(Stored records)
===
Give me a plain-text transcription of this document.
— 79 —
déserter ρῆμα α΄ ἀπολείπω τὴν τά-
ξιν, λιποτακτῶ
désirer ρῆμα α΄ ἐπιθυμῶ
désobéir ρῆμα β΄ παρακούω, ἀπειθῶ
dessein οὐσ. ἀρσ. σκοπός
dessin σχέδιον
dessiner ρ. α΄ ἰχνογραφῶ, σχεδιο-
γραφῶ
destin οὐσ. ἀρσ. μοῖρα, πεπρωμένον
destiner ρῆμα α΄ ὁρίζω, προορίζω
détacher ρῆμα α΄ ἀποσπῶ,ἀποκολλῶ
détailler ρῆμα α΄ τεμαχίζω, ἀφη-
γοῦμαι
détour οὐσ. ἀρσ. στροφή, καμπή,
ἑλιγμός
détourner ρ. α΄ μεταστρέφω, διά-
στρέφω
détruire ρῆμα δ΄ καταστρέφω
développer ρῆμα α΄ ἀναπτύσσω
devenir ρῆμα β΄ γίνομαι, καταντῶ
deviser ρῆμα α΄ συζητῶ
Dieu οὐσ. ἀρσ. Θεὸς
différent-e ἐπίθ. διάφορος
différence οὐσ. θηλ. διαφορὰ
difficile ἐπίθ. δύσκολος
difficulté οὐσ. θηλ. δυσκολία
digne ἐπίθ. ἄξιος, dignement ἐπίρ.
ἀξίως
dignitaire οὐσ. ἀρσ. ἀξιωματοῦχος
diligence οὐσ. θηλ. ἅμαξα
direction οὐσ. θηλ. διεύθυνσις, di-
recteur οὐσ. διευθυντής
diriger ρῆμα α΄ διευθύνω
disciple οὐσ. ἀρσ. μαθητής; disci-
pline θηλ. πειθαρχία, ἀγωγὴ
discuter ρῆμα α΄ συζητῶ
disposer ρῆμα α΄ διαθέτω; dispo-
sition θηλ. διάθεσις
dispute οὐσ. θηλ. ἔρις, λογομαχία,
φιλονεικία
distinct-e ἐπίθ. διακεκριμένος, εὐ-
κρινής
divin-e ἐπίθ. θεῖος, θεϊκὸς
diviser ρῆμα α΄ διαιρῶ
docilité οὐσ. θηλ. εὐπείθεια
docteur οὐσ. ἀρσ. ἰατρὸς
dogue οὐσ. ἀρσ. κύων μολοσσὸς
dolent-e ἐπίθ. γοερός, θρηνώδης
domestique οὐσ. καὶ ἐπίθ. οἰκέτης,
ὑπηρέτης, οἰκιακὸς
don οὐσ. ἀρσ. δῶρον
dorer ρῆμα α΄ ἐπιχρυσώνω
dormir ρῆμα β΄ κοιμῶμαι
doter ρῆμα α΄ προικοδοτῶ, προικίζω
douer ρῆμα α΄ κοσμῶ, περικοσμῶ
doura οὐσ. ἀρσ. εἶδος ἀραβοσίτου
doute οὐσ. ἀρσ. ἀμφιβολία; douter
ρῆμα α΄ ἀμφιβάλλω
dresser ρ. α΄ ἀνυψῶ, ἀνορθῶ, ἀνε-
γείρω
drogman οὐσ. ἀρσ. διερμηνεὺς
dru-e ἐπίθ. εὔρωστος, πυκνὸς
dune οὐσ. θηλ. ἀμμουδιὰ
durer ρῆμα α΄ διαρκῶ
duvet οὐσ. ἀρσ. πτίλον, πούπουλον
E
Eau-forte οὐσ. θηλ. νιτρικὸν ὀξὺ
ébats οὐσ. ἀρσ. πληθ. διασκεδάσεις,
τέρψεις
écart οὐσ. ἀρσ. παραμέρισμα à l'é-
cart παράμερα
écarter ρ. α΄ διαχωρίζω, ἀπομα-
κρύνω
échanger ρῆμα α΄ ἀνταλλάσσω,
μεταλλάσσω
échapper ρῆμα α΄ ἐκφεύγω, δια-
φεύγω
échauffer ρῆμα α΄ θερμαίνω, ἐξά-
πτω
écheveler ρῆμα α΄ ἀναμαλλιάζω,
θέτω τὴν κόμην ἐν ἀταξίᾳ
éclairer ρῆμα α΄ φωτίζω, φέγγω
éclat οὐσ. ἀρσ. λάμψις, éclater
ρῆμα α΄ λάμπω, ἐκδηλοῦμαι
===
Output the listing above word for word.

Completed task>
Give me a plain-text transcription of this document.
— 79 —
déserter ρῆμα α΄ ἀπολείπω τὴν τά-
ξιν, λιποτακτῶ
désirer ρῆμα α΄ ἐπιθυμῶ
désobéir ρῆμα β΄ παρακούω, ἀπειθῶ
dessein οὐσ. ἀρσ. σκοπός
dessin σχέδιον
dessiner ρ. α΄ ἰχνογραφῶ, σχεδιο-
γραφῶ
destin οὐσ. ἀρσ. μοῖρα, πεπρωμένον
destiner ρῆμα α΄ ὁρίζω, προορίζω
détacher ρῆμα α΄ ἀποσπῶ,ἀποκολλῶ
détailler ρῆμα α΄ τεμαχίζω, ἀφη-
γοῦμαι
détour οὐσ. ἀρσ. στροφή, καμπή,
ἑλιγμός
détourner ρ. α΄ μεταστρέφω, διά-
στρέφω
détruire ρῆμα δ΄ καταστρέφω
développer ρῆμα α΄ ἀναπτύσσω
devenir ρῆμα β΄ γίνομαι, καταντῶ
deviser ρῆμα α΄ συζητῶ
Dieu οὐσ. ἀρσ. Θεὸς
différent-e ἐπίθ. διάφορος
différence οὐσ. θηλ. διαφορὰ
difficile ἐπίθ. δύσκολος
difficulté οὐσ. θηλ. δυσκολία
digne ἐπίθ. ἄξιος, dignement ἐπίρ.
ἀξίως
dignitaire οὐσ. ἀρσ. ἀξιωματοῦχος
diligence οὐσ. θηλ. ἅμαξα
direction οὐσ. θηλ. διεύθυνσις, di-
recteur οὐσ. διευθυντής
diriger ρῆμα α΄ διευθύνω
disciple οὐσ. ἀρσ. μαθητής; disci-
pline θηλ. πειθαρχία, ἀγωγὴ
discuter ρῆμα α΄ συζητῶ
disposer ρῆμα α΄ διαθέτω; dispo-
sition θηλ. διάθεσις
dispute οὐσ. θηλ. ἔρις, λογομαχία,
φιλονεικία
distinct-e ἐπίθ. διακεκριμένος, εὐ-
κρινής
divin-e ἐπίθ. θεῖος, θεϊκὸς
diviser ρῆμα α΄ διαιρῶ
docilité οὐσ. θηλ. εὐπείθεια
docteur οὐσ. ἀρσ. ἰατρὸς
dogue οὐσ. ἀρσ. κύων μολοσσὸς
dolent-e ἐπίθ. γοερός, θρηνώδης
domestique οὐσ. καὶ ἐπίθ. οἰκέτης,
ὑπηρέτης, οἰκιακὸς
don οὐσ. ἀρσ. δῶρον
dorer ρῆμα α΄ ἐπιχρυσώνω
dormir ρῆμα β΄ κοιμῶμαι
doter ρῆμα α΄ προικοδοτῶ, προικίζω
douer ρῆμα α΄ κοσμῶ, περικοσμῶ
doura οὐσ. ἀρσ. εἶδος ἀραβοσίτου
doute οὐσ. ἀρσ. ἀμφιβολία; douter
ρῆμα α΄ ἀμφιβάλλω
dresser ρ. α΄ ἀνυψῶ, ἀνορθῶ, ἀνε-
γείρω
drogman οὐσ. ἀρσ. διερμηνεὺς
dru-e ἐπίθ. εὔρωστος, πυκνὸς
dune οὐσ. θηλ. ἀμμουδιὰ
durer ρῆμα α΄ διαρκῶ
duvet οὐσ. ἀρσ. πτίλον, πούπουλον
E
Eau-forte οὐσ. θηλ. νιτρικὸν ὀξὺ
ébats οὐσ. ἀρσ. πληθ. διασκεδάσεις,
τέρψεις
écart οὐσ. ἀρσ. παραμέρισμα à l'é-
cart παράμερα
écarter ρ. α΄ διαχωρίζω, ἀπομα-
κρύνω
échanger ρῆμα α΄ ἀνταλλάσσω,
μεταλλάσσω
échapper ρῆμα α΄ ἐκφεύγω, δια-
φεύγω
échauffer ρῆμα α΄ θερμαίνω, ἐξά-
πτω
écheveler ρῆμα α΄ ἀναμαλλιάζω,
θέτω τὴν κόμην ἐν ἀταξίᾳ
éclairer ρῆμα α΄ φωτίζω, φέγγω
éclat οὐσ. ἀρσ. λάμψις, éclater
ρῆμα α΄ λάμπω, ἐκδηλοῦμαι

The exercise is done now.